TASK OBJECTIVE »
Copy out all lines of the records in which the word "شفيق" appears.

════

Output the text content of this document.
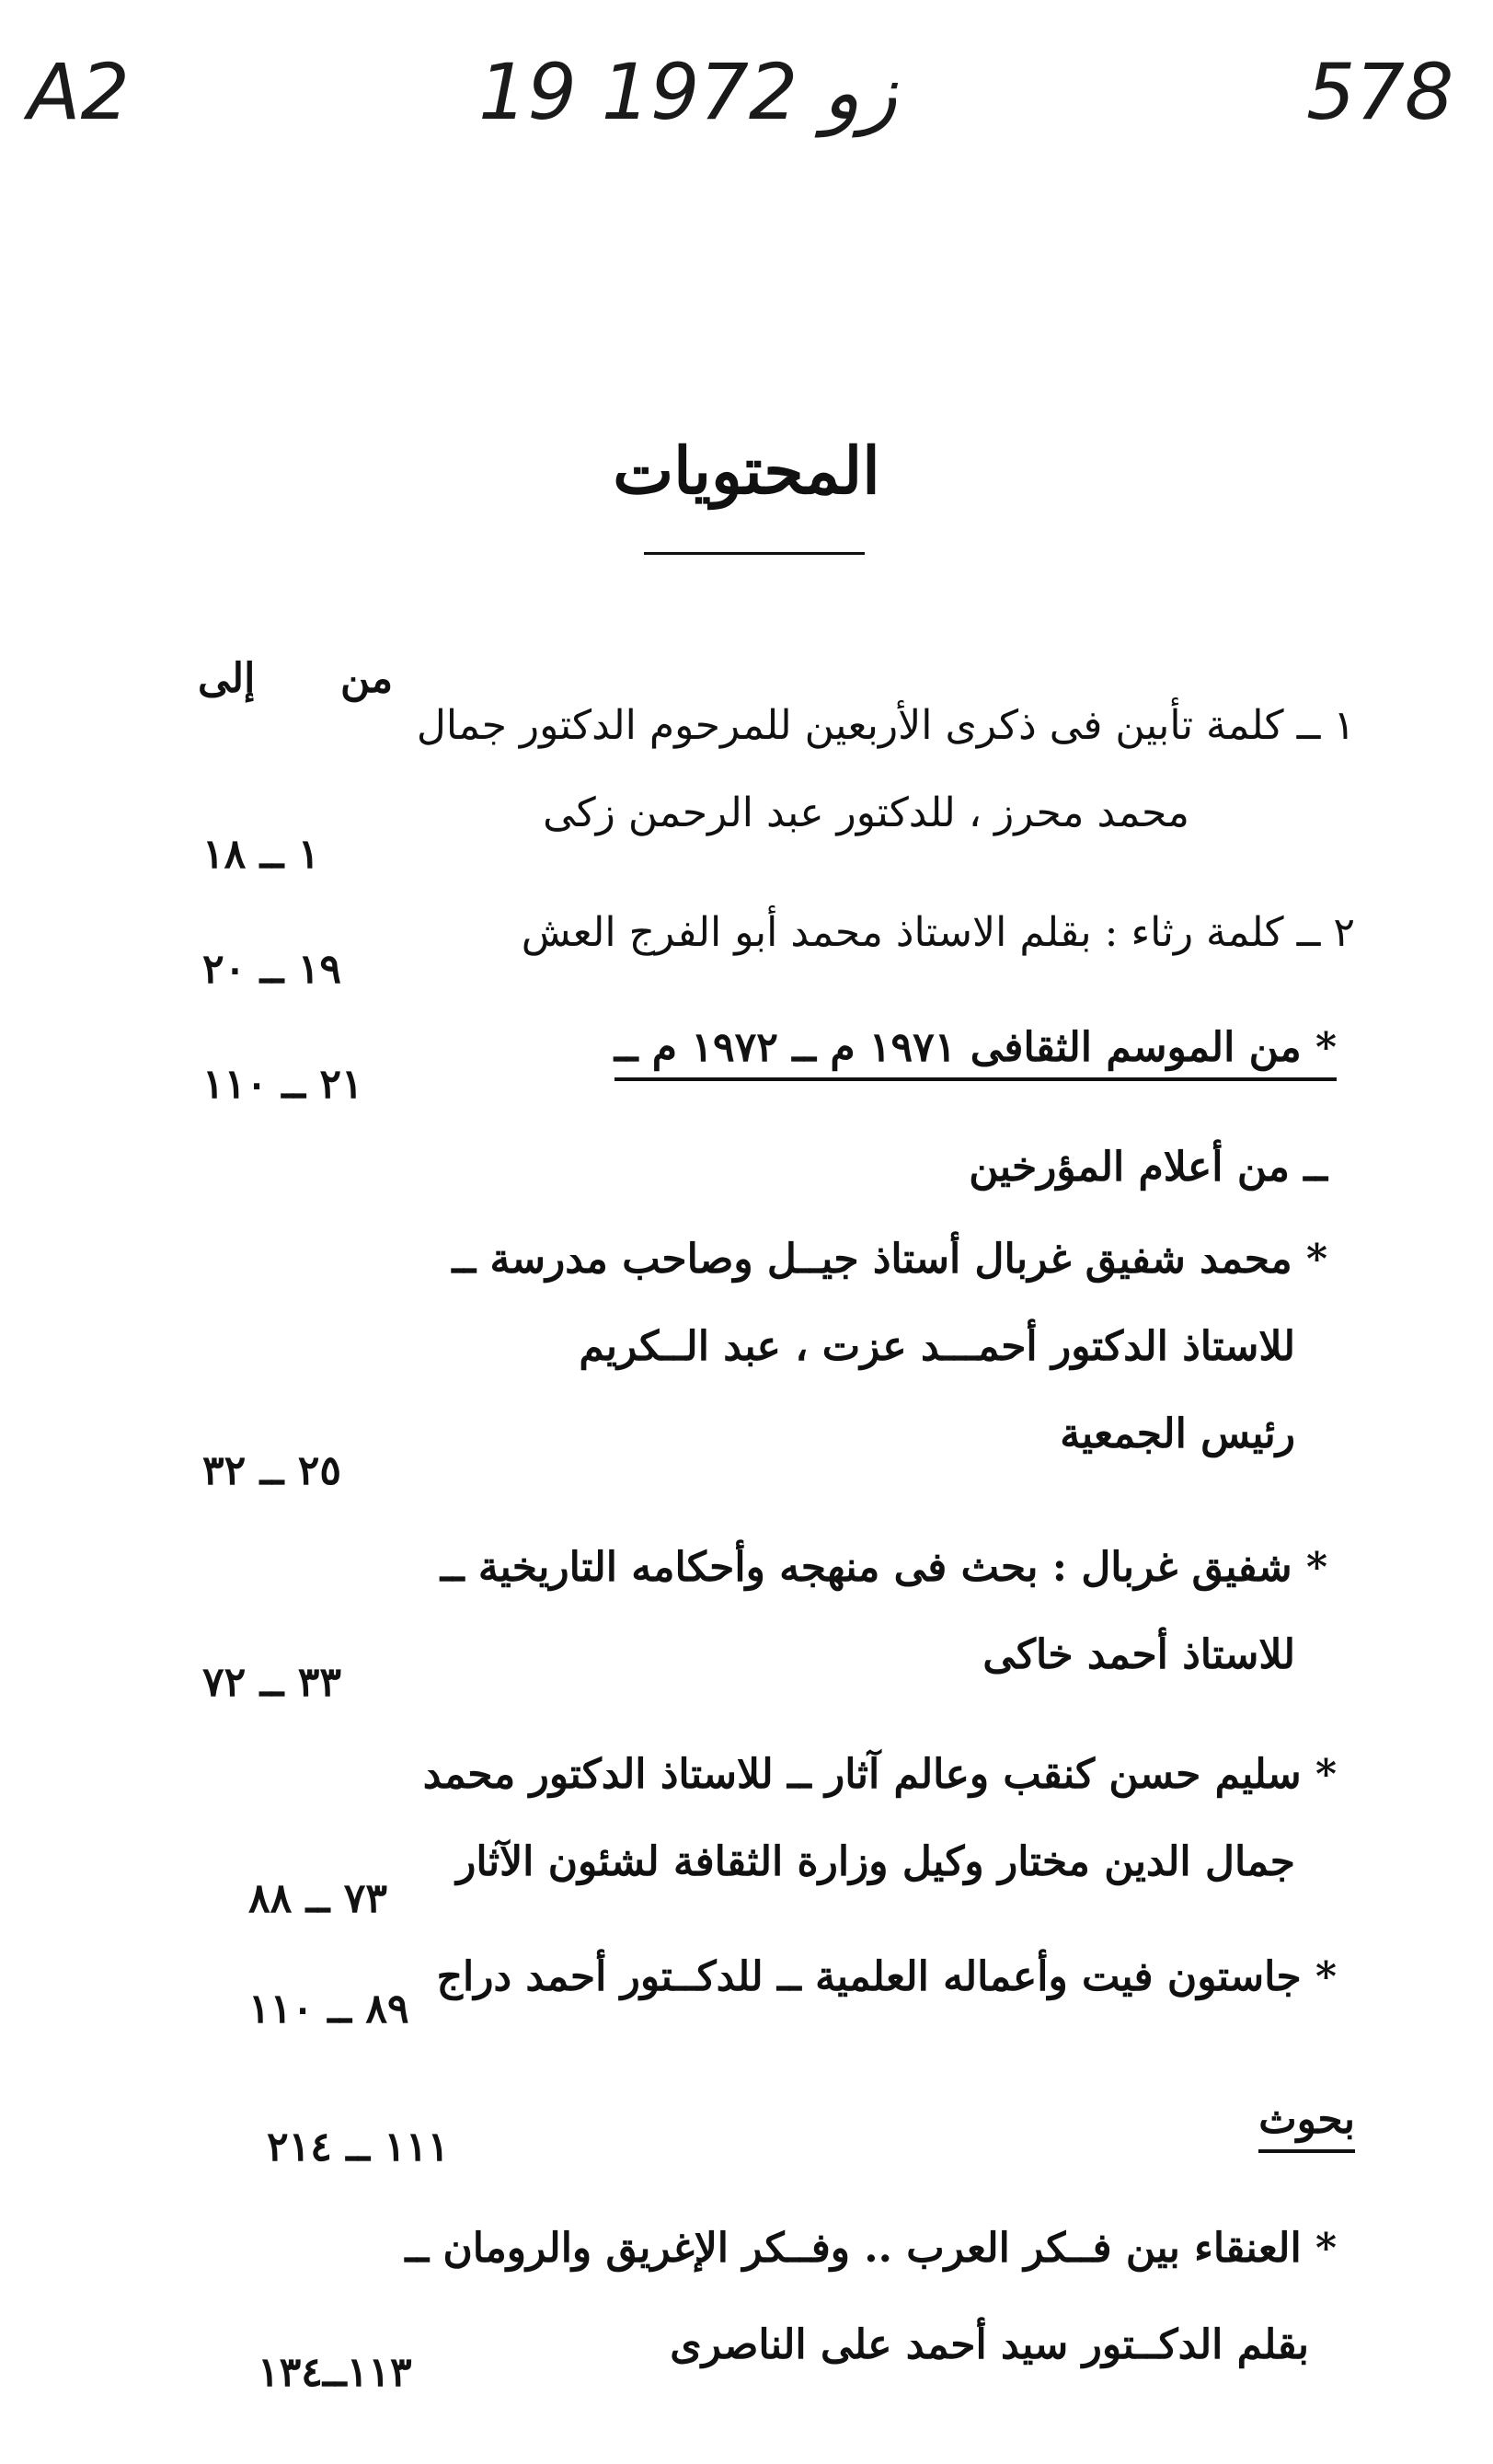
A2	19 زو 1972	578
المحتويات
من
إلى
١ ــ كلمة تأبين فى ذكرى الأربعين للمرحوم الدكتور جمال
محمد محرز ، للدكتور عبد الرحمن زكى
١ ــ ١٨
٢ ــ كلمة رثاء : بقلم الاستاذ محمد أبو الفرج العش
١٩ ــ ٢٠
* من الموسم الثقافى ١٩٧١ م ــ ١٩٧٢ م ــ
٢١ ــ ١١٠
ــ من أعلام المؤرخين
* محمد شفيق غربال أستاذ جيــل وصاحب مدرسة ــ
للاستاذ الدكتور أحمـــد عزت ، عبد الــكريم
رئيس الجمعية
٢٥ ــ ٣٢
* شفيق غربال : بحث فى منهجه وأحكامه التاريخية ــ
للاستاذ أحمد خاكى
٣٣ ــ ٧٢
* سليم حسن كنقب وعالم آثار ــ للاستاذ الدكتور محمد
جمال الدين مختار وكيل وزارة الثقافة لشئون الآثار
٧٣ ــ ٨٨
* جاستون فيت وأعماله العلمية ــ للدكــتور أحمد دراج
٨٩ ــ ١١٠
بحوث
١١١ ــ ٢١٤
* العنقاء بين فــكر العرب .. وفــكر الإغريق والرومان ــ
بقلم الدكــتور سيد أحمد على الناصرى
١١٣ــ١٣٤
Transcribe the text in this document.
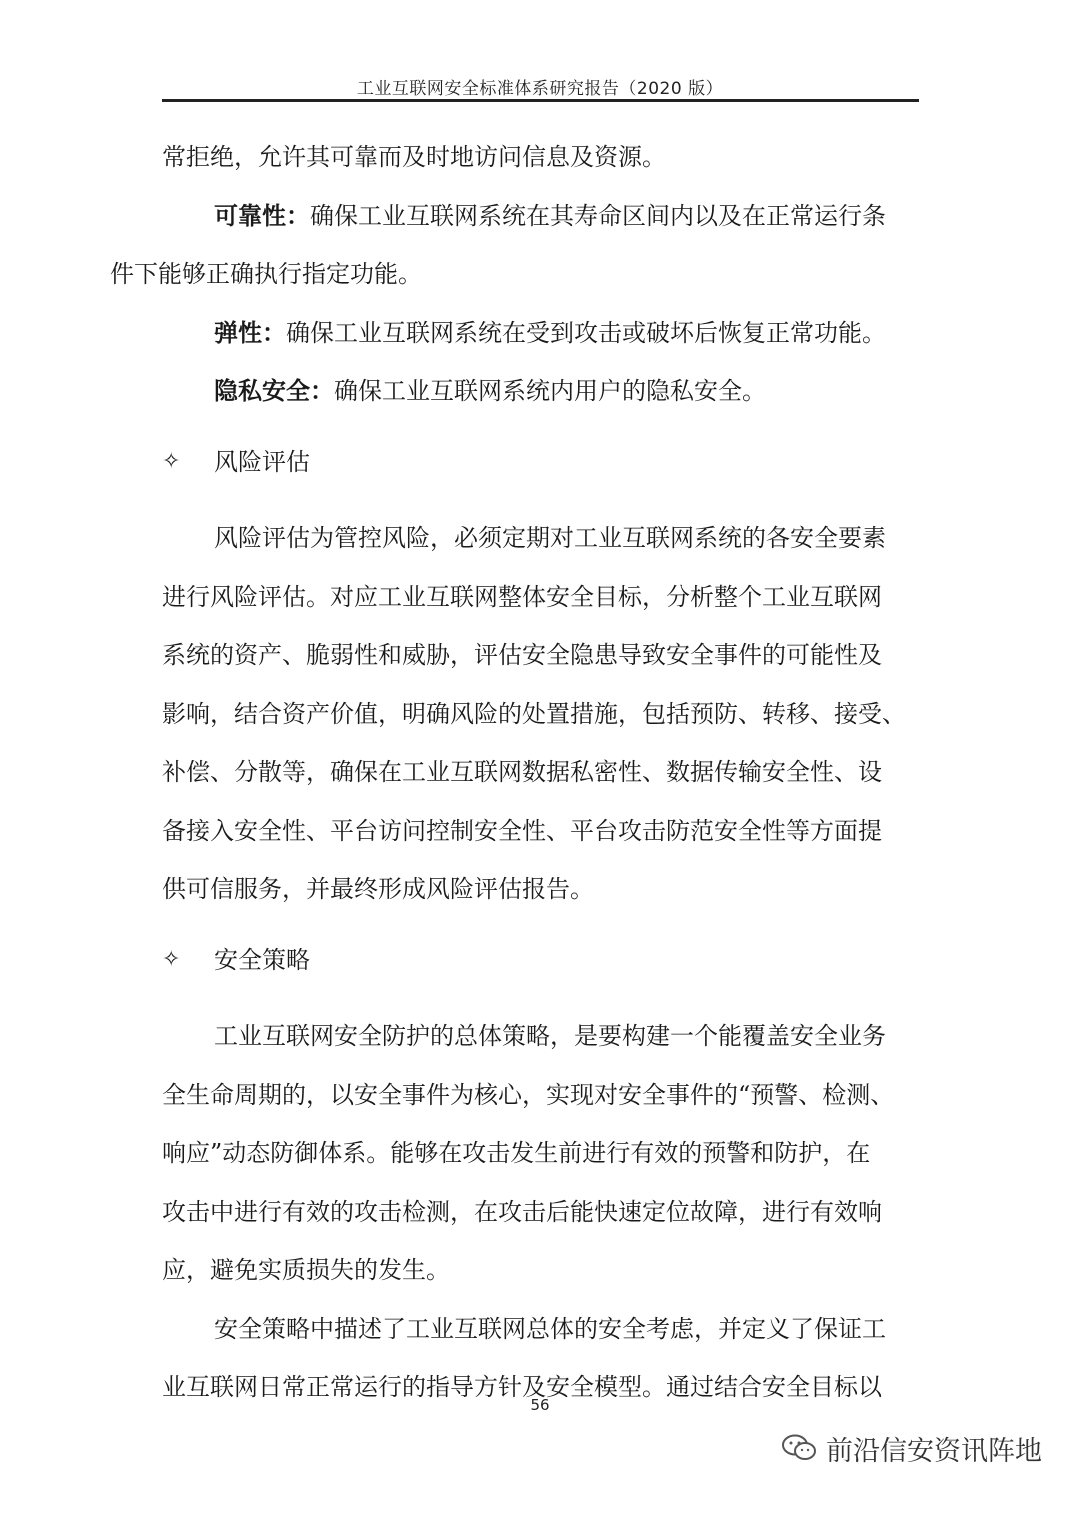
工业互联网安全标准体系研究报告（2020 版）

常拒绝，允许其可靠而及时地访问信息及资源。

可靠性：确保工业互联网系统在其寿命区间内以及在正常运行条
件下能够正确执行指定功能。

弹性：确保工业互联网系统在受到攻击或破坏后恢复正常功能。

隐私安全：确保工业互联网系统内用户的隐私安全。

✧	风险评估

风险评估为管控风险，必须定期对工业互联网系统的各安全要素
进行风险评估。对应工业互联网整体安全目标，分析整个工业互联网
系统的资产、脆弱性和威胁，评估安全隐患导致安全事件的可能性及
影响，结合资产价值，明确风险的处置措施，包括预防、转移、接受、
补偿、分散等，确保在工业互联网数据私密性、数据传输安全性、设
备接入安全性、平台访问控制安全性、平台攻击防范安全性等方面提
供可信服务，并最终形成风险评估报告。

✧	安全策略

工业互联网安全防护的总体策略，是要构建一个能覆盖安全业务
全生命周期的，以安全事件为核心，实现对安全事件的“预警、检测、
响应”动态防御体系。能够在攻击发生前进行有效的预警和防护，在
攻击中进行有效的攻击检测，在攻击后能快速定位故障，进行有效响
应，避免实质损失的发生。

安全策略中描述了工业互联网总体的安全考虑，并定义了保证工
业互联网日常正常运行的指导方针及安全模型。通过结合安全目标以

56
前沿信安资讯阵地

════

SOLUTION TO THIS PROBLEM »
* محمد شفيق غربال أستاذ جيــل وصاحب مدرسة ــ
* شفيق غربال : بحث فى منهجه وأحكامه التاريخية ــ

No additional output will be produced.